» **Your task**: Every line from the one with "Read all visible content and emit it as JSON." through the final line must be written out exactly, and no other line; omit the pictures.

» **Data provided**:

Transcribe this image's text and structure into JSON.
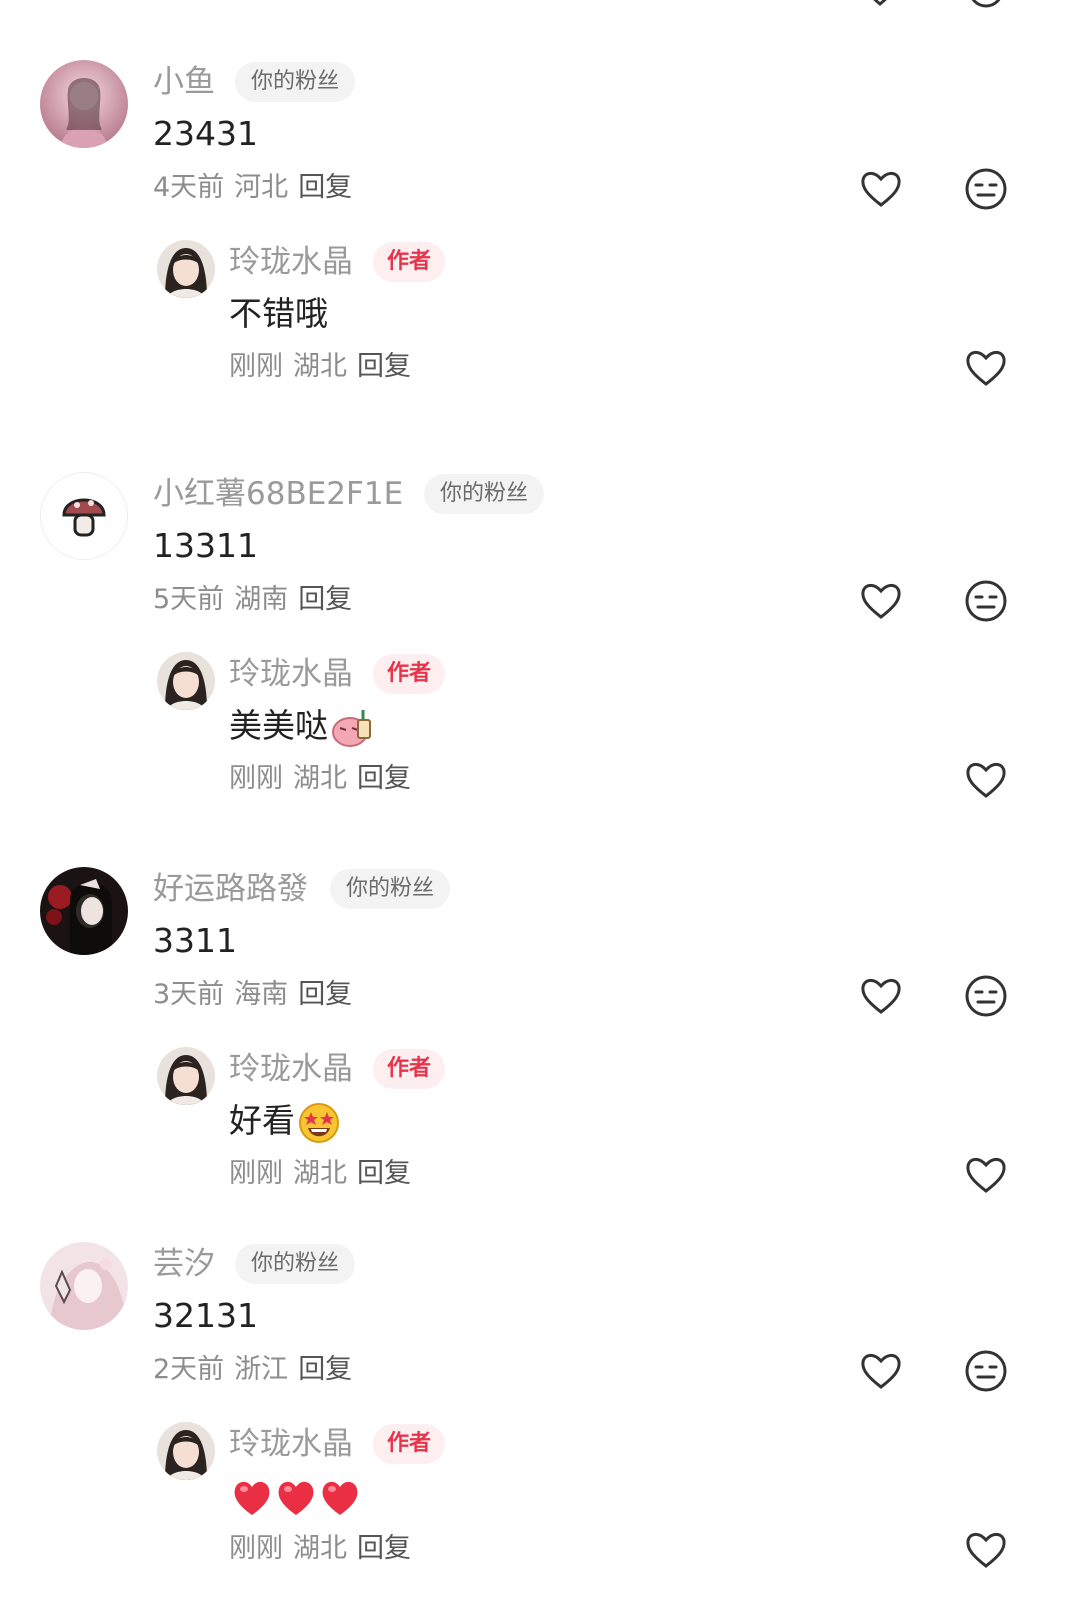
{
  "comments": [
    {
      "user": "小鱼",
      "fan_badge": "你的粉丝",
      "text": "23431",
      "time": "4天前",
      "location": "河北",
      "reply_label": "回复",
      "reply": {
        "user": "玲珑水晶",
        "author_badge": "作者",
        "text": "不错哦",
        "time": "刚刚",
        "location": "湖北",
        "reply_label": "回复"
      }
    },
    {
      "user": "小红薯68BE2F1E",
      "fan_badge": "你的粉丝",
      "text": "13311",
      "time": "5天前",
      "location": "湖南",
      "reply_label": "回复",
      "reply": {
        "user": "玲珑水晶",
        "author_badge": "作者",
        "text": "美美哒",
        "time": "刚刚",
        "location": "湖北",
        "reply_label": "回复"
      }
    },
    {
      "user": "好运路路發",
      "fan_badge": "你的粉丝",
      "text": "3311",
      "time": "3天前",
      "location": "海南",
      "reply_label": "回复",
      "reply": {
        "user": "玲珑水晶",
        "author_badge": "作者",
        "text": "好看",
        "time": "刚刚",
        "location": "湖北",
        "reply_label": "回复"
      }
    },
    {
      "user": "芸汐",
      "fan_badge": "你的粉丝",
      "text": "32131",
      "time": "2天前",
      "location": "浙江",
      "reply_label": "回复",
      "reply": {
        "user": "玲珑水晶",
        "author_badge": "作者",
        "text": "",
        "time": "刚刚",
        "location": "湖北",
        "reply_label": "回复"
      }
    }
  ],
  "icons": {
    "like": "heart-icon",
    "dislike": "neutral-face-icon",
    "reply_emojis": [
      "pink-blob-emoji",
      "star-struck-emoji",
      "red-heart-emoji"
    ]
  },
  "colors": {
    "author_badge": "#e8344a",
    "author_badge_bg": "#fdeef0",
    "fan_badge_bg": "#f3f3f3",
    "name": "#9a9a9a",
    "text": "#222222"
  }
}
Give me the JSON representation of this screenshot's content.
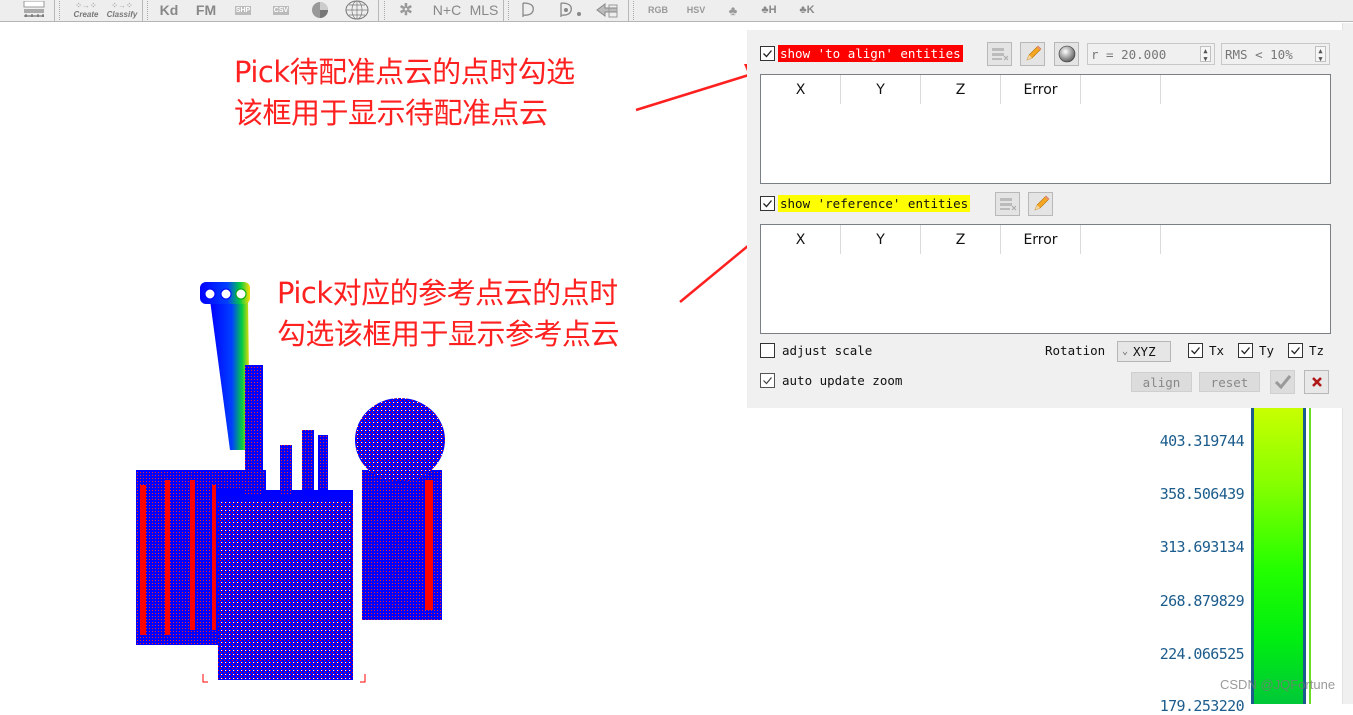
{
  "toolbar": {
    "items": [
      {
        "label": "",
        "icon": "scalar-field-icon"
      },
      {
        "label": "Create",
        "icon": "create-cloud-icon"
      },
      {
        "label": "Classify",
        "icon": "classify-icon"
      },
      {
        "label": "Kd",
        "icon": "kd-tree-icon"
      },
      {
        "label": "FM",
        "icon": "fast-marching-icon"
      },
      {
        "label": "SHP",
        "icon": "shp-file-icon"
      },
      {
        "label": "CSV",
        "icon": "csv-file-icon"
      },
      {
        "label": "",
        "icon": "pie-icon"
      },
      {
        "label": "",
        "icon": "sphere-grid-icon"
      },
      {
        "label": "",
        "icon": "puzzle-icon"
      },
      {
        "label": "N+C",
        "icon": "normals-icon"
      },
      {
        "label": "MLS",
        "icon": "mls-icon"
      },
      {
        "label": "",
        "icon": "lasso-icon"
      },
      {
        "label": "",
        "icon": "point-pick-icon"
      },
      {
        "label": "",
        "icon": "back-arrow-icon"
      },
      {
        "label": "RGB",
        "icon": "rgb-tree-icon"
      },
      {
        "label": "HSV",
        "icon": "hsv-tree-icon"
      },
      {
        "label": "",
        "icon": "tree-icon"
      },
      {
        "label": "H",
        "icon": "h-tree-icon"
      },
      {
        "label": "K",
        "icon": "k-tree-icon"
      }
    ]
  },
  "annotations": {
    "top": {
      "line1": "Pick待配准点云的点时勾选",
      "line2": "该框用于显示待配准点云"
    },
    "middle": {
      "line1": "Pick对应的参考点云的点时",
      "line2": "勾选该框用于显示参考点云"
    },
    "color": "#ff2020"
  },
  "panel": {
    "to_align": {
      "checked": true,
      "label": "show 'to align' entities",
      "highlight": "#ff0000",
      "radius": "r = 20.000",
      "rms": "RMS < 10%",
      "columns": [
        "X",
        "Y",
        "Z",
        "Error",
        ""
      ],
      "rows": []
    },
    "reference": {
      "checked": true,
      "label": "show 'reference' entities",
      "highlight": "#ffff00",
      "columns": [
        "X",
        "Y",
        "Z",
        "Error",
        ""
      ],
      "rows": []
    },
    "adjust_scale": {
      "checked": false,
      "label": "adjust scale"
    },
    "auto_update_zoom": {
      "checked": true,
      "label": "auto update zoom"
    },
    "rotation": {
      "label": "Rotation",
      "value": "XYZ"
    },
    "tx": {
      "checked": true,
      "label": "Tx"
    },
    "ty": {
      "checked": true,
      "label": "Ty"
    },
    "tz": {
      "checked": true,
      "label": "Tz"
    },
    "align_label": "align",
    "reset_label": "reset"
  },
  "scale_bar": {
    "labels": [
      "403.319744",
      "358.506439",
      "313.693134",
      "268.879829",
      "224.066525",
      "179.253220"
    ]
  },
  "watermark": "CSDN @JQFortune"
}
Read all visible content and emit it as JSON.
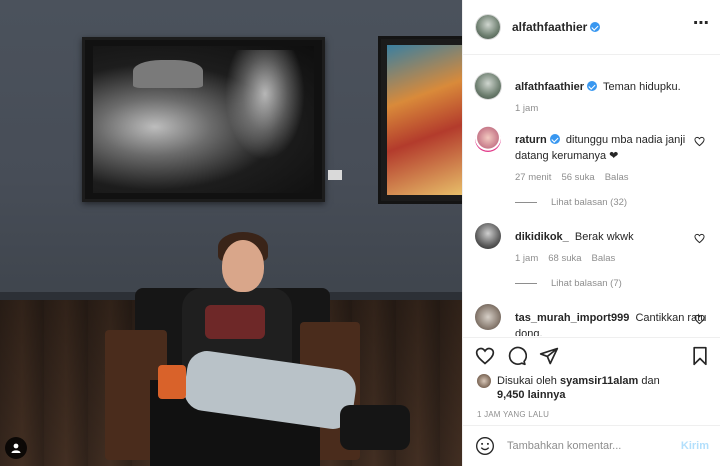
{
  "post": {
    "username": "alfathfaathier",
    "more_icon": "⋯"
  },
  "caption": {
    "username": "alfathfaathier",
    "text": "Teman hidupku.",
    "time": "1 jam"
  },
  "comments": [
    {
      "username": "raturn",
      "text": "ditunggu mba nadia janji datang kerumanya ❤",
      "time": "27 menit",
      "likes": "56 suka",
      "reply": "Balas",
      "view_replies": "Lihat balasan (32)"
    },
    {
      "username": "dikidikok_",
      "text": "Berak wkwk",
      "time": "1 jam",
      "likes": "68 suka",
      "reply": "Balas",
      "view_replies": "Lihat balasan (7)"
    },
    {
      "username": "tas_murah_import999",
      "text": "Cantikkan ratu dong."
    }
  ],
  "likes": {
    "prefix": "Disukai oleh",
    "user": "syamsir11alam",
    "connector": "dan",
    "count": "9,450 lainnya"
  },
  "posted_ago": "1 JAM YANG LALU",
  "add_comment": {
    "placeholder": "Tambahkan komentar...",
    "post_label": "Kirim"
  },
  "icons": [
    "user-tag-icon",
    "heart-icon",
    "comment-icon",
    "share-icon",
    "bookmark-icon",
    "emoji-icon",
    "verified-icon",
    "more-icon"
  ],
  "colors": {
    "link_blue": "#3897f0",
    "post_button_disabled": "#b2dffc",
    "muted": "#8e8e8e"
  }
}
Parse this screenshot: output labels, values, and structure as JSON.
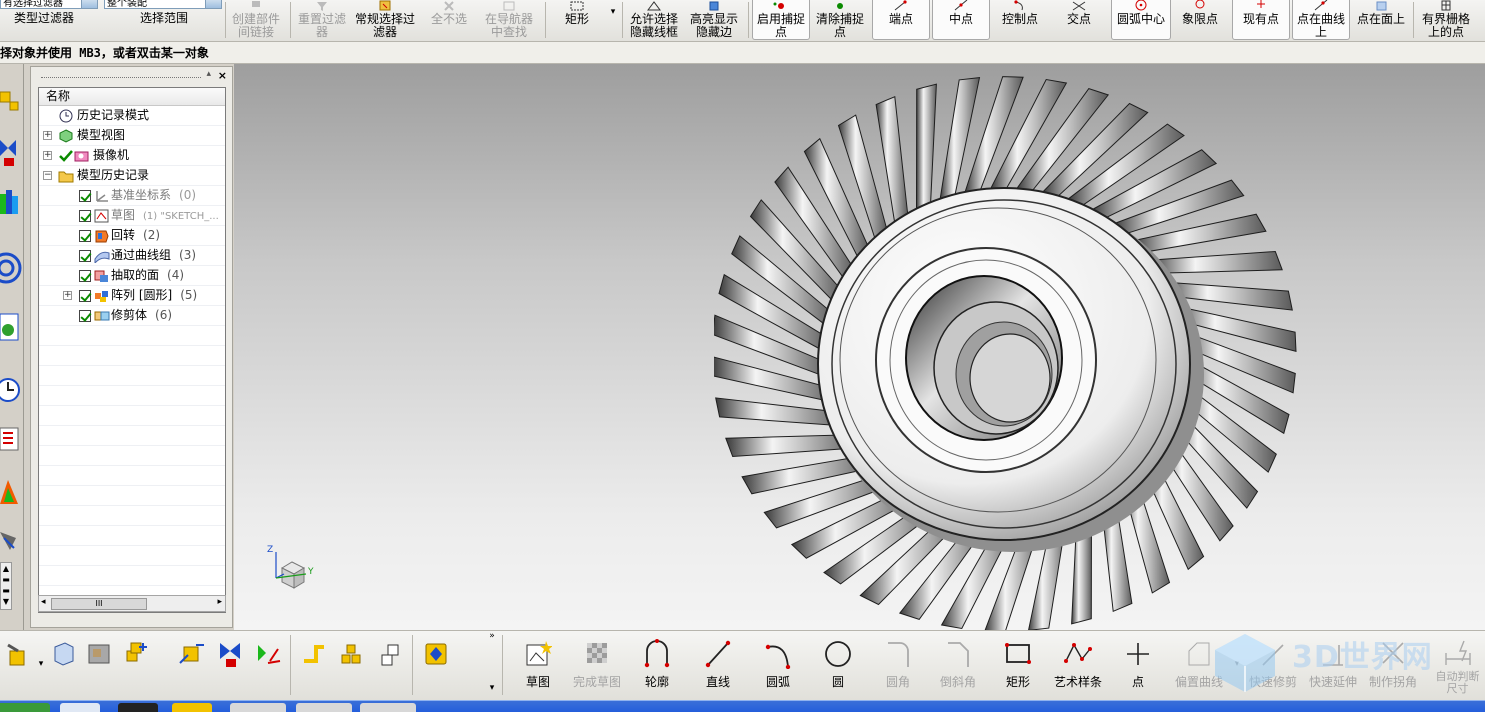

» **Result of the task**:
Read all visible content and emit it as JSON.
{
  "post": {
    "username": "alfathfaathier",
    "more_icon": "⋯"
  },
  "caption": {
    "username": "alfathfaathier",
    "text": "Teman hidupku.",
    "time": "1 jam"
  },
  "comments": [
    {
      "username": "raturn",
      "text": "ditunggu mba nadia janji datang kerumanya ❤",
      "time": "27 menit",
      "likes": "56 suka",
      "reply": "Balas",
      "view_replies": "Lihat balasan (32)"
    },
    {
      "username": "dikidikok_",
      "text": "Berak wkwk",
      "time": "1 jam",
      "likes": "68 suka",
      "reply": "Balas",
      "view_replies": "Lihat balasan (7)"
    },
    {
      "username": "tas_murah_import999",
      "text": "Cantikkan ratu dong."
    }
  ],
  "likes": {
    "prefix": "Disukai oleh",
    "user": "syamsir11alam",
    "connector": "dan",
    "count": "9,450 lainnya"
  },
  "posted_ago": "1 JAM YANG LALU",
  "add_comment": {
    "placeholder": "Tambahkan komentar...",
    "post_label": "Kirim"
  },
  "icons": [
    "user-tag-icon",
    "heart-icon",
    "comment-icon",
    "share-icon",
    "bookmark-icon",
    "emoji-icon",
    "verified-icon",
    "more-icon"
  ],
  "colors": {
    "link_blue": "#3897f0",
    "post_button_disabled": "#b2dffc",
    "muted": "#8e8e8e"
  }
}
Parse this screenshot: output labels, values, and structure as JSON.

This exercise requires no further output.